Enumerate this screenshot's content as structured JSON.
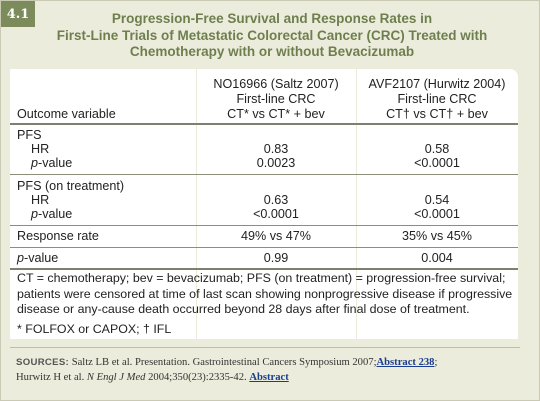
{
  "badge": "4.1",
  "title_lines": [
    "Progression-Free Survival and Response Rates in",
    "First-Line Trials of Metastatic Colorectal Cancer (CRC) Treated with",
    "Chemotherapy with or without Bevacizumab"
  ],
  "table": {
    "outcome_header": "Outcome variable",
    "columns": [
      {
        "study": "NO16966 (Saltz 2007)",
        "line": "First-line CRC",
        "comparison": "CT* vs CT* + bev"
      },
      {
        "study": "AVF2107 (Hurwitz 2004)",
        "line": "First-line CRC",
        "comparison": "CT† vs CT† + bev"
      }
    ],
    "pfs": {
      "label": "PFS",
      "hr_label": "HR",
      "p_label": "p",
      "p_suffix": "-value",
      "hr_values": [
        "0.83",
        "0.58"
      ],
      "p_values": [
        "0.0023",
        "<0.0001"
      ]
    },
    "pfs_on_treatment": {
      "label": "PFS (on treatment)",
      "hr_label": "HR",
      "p_label": "p",
      "p_suffix": "-value",
      "hr_values": [
        "0.63",
        "0.54"
      ],
      "p_values": [
        "<0.0001",
        "<0.0001"
      ]
    },
    "response_rate": {
      "label": "Response rate",
      "values": [
        "49% vs 47%",
        "35% vs 45%"
      ]
    },
    "p_value_row": {
      "label_italic": "p",
      "label_suffix": "-value",
      "values": [
        "0.99",
        "0.004"
      ]
    }
  },
  "footnotes": {
    "abbrev_lines": [
      "CT = chemotherapy; bev = bevacizumab; PFS (on treatment) = progression-free survival;",
      "patients were censored at time of last scan showing nonprogressive disease if progressive",
      "disease or any-cause death occurred beyond 28 days after final dose of treatment."
    ],
    "regimens": "* FOLFOX or CAPOX; † IFL"
  },
  "sources": {
    "label": "SOURCES:",
    "line1_text": " Saltz LB et al. Presentation. Gastrointestinal Cancers Symposium 2007;",
    "line1_link": "Abstract 238",
    "line1_end": ";",
    "line2_author": "Hurwitz H et al. ",
    "line2_journal": "N Engl J Med",
    "line2_text": " 2004;350(23):2335-42. ",
    "line2_link": "Abstract"
  },
  "colors": {
    "frame_bg": "#ececdc",
    "title": "#6e7f4e",
    "badge_bg": "#7b8b5b",
    "link": "#1a3d8f"
  }
}
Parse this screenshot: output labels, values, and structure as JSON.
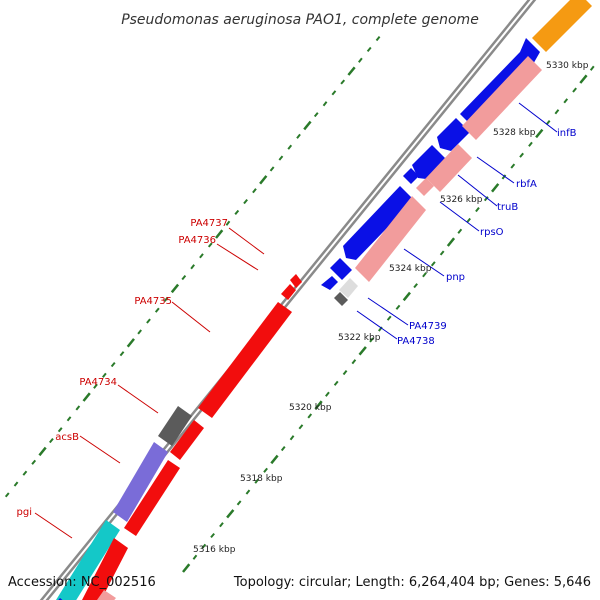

How to complete this task:
Examine the records and report how many lines contain the string "disease". Only the number should be given.

Solution to this exercise:
2